Identify every line containing the word "this" and reproduce each one.
begin Record set
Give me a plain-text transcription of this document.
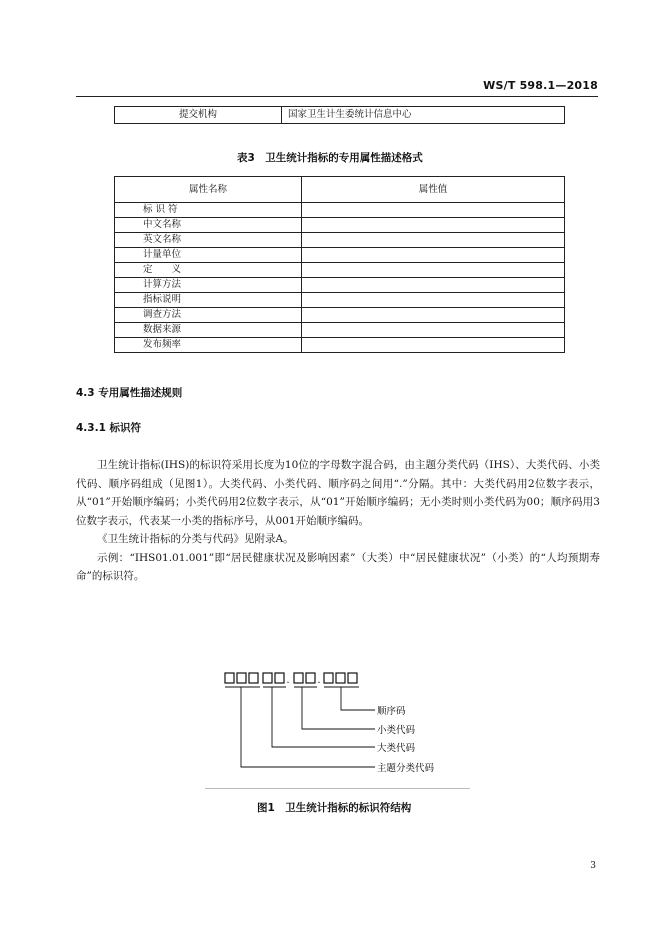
WS/T 598.1—2018
提交机构	国家卫生计生委统计信息中心
表3　卫生统计指标的专用属性描述格式
属性名称	属性值
标 识 符	
中文名称	
英文名称	
计量单位	
定　　义	
计算方法	
指标说明	
调查方法	
数据来源	
发布频率	
4.3 专用属性描述规则
4.3.1 标识符

卫生统计指标(IHS)的标识符采用长度为10位的字母数字混合码，由主题分类代码（IHS）、大类代码、小类代码、顺序码组成（见图1）。大类代码、小类代码、顺序码之间用“.”分隔。其中：大类代码用2位数字表示，从“01”开始顺序编码；小类代码用2位数字表示，从“01”开始顺序编码；无小类时则小类代码为00；顺序码用3位数字表示，代表某一小类的指标序号，从001开始顺序编码。

《卫生统计指标的分类与代码》见附录A。

示例：“IHS01.01.001”即“居民健康状况及影响因素”（大类）中“居民健康状况”（小类）的“人均预期寿命”的标识符。

.	.
顺序码
小类代码
大类代码
主题分类代码
图1　卫生统计指标的标识符结构
3
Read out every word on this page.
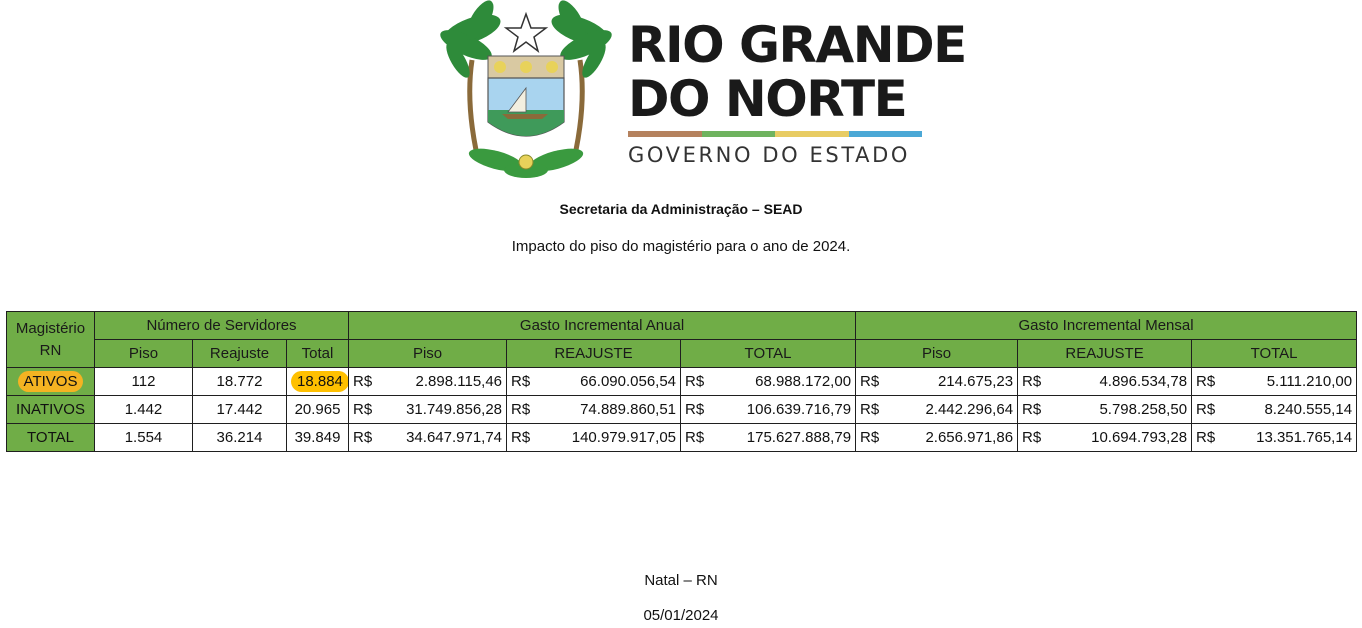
RIO GRANDE
DO NORTE
GOVERNO DO ESTADO
Secretaria da Administração – SEAD
Impacto do piso do magistério para o ano de 2024.
Magistério RN	Número de Servidores			Gasto Incremental Anual			Gasto Incremental Mensal		
	Piso	Reajuste	Total	Piso	REAJUSTE	TOTAL	Piso	REAJUSTE	TOTAL
ATIVOS	112	18.772	18.884	R$ 2.898.115,46	R$ 66.090.056,54	R$ 68.988.172,00	R$ 214.675,23	R$ 4.896.534,78	R$ 5.111.210,00

INATIVOS	1.442	17.442	20.965	R$ 31.749.856,28	R$ 74.889.860,51	R$ 106.639.716,79	R$ 2.442.296,64	R$ 5.798.258,50	R$ 8.240.555,14

TOTAL	1.554	36.214	39.849	R$ 34.647.971,74	R$ 140.979.917,05	R$ 175.627.888,79	R$ 2.656.971,86	R$ 10.694.793,28	R$ 13.351.765,14
Natal – RN
05/01/2024
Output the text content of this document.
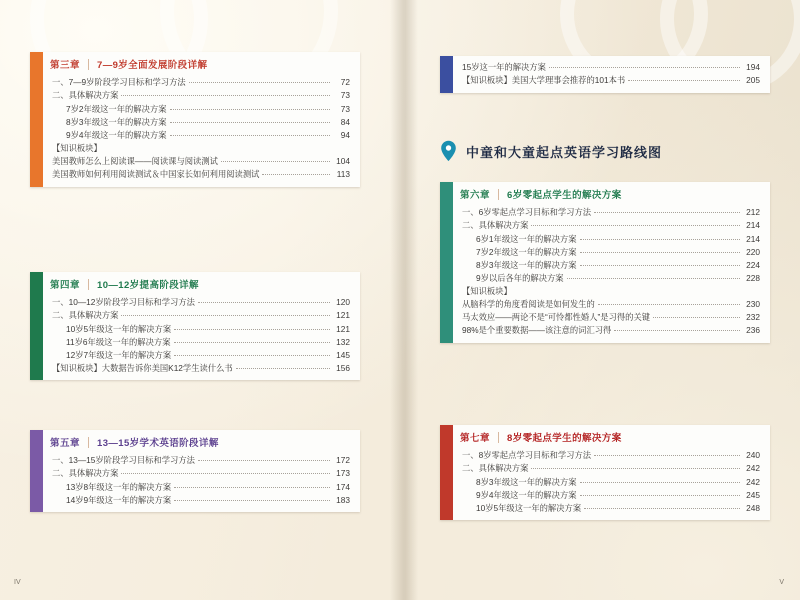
第三章 7—9岁全面发展阶段详解
一、7—9岁阶段学习目标和学习方法	72
二、具体解决方案	73
7岁2年级这一年的解决方案	73
8岁3年级这一年的解决方案	84
9岁4年级这一年的解决方案	94
【知识板块】
美国教师怎么上阅读课——阅读课与阅读测试	104
美国教师如何利用阅读测试＆中国家长如何利用阅读测试	113
第四章 10—12岁提高阶段详解
一、10—12岁阶段学习目标和学习方法	120
二、具体解决方案	121
10岁5年级这一年的解决方案	121
11岁6年级这一年的解决方案	132
12岁7年级这一年的解决方案	145
【知识板块】大数据告诉你美国K12学生读什么书	156
第五章 13—15岁学术英语阶段详解
一、13—15岁阶段学习目标和学习方法	172
二、具体解决方案	173
13岁8年级这一年的解决方案	174
14岁9年级这一年的解决方案	183
IV
15岁这一年的解决方案	194
【知识板块】美国大学理事会推荐的101本书	205
中童和大童起点英语学习路线图
第六章 6岁零起点学生的解决方案
一、6岁零起点学习目标和学习方法	212
二、具体解决方案	214
6岁1年级这一年的解决方案	214
7岁2年级这一年的解决方案	220
8岁3年级这一年的解决方案	224
9岁以后各年的解决方案	228
【知识板块】
从脑科学的角度看阅读是如何发生的	230
马太效应——两论不是“可怜都性婚人”是习得的关键	232
98%是个重要数据——该注意的词汇习得	236
第七章 8岁零起点学生的解决方案
一、8岁零起点学习目标和学习方法	240
二、具体解决方案	242
8岁3年级这一年的解决方案	242
9岁4年级这一年的解决方案	245
10岁5年级这一年的解决方案	248
V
end Record set
Answer to the task:
Give me a plain-text transcription of this document.
Read out every word on this page.
Output the text content of this document.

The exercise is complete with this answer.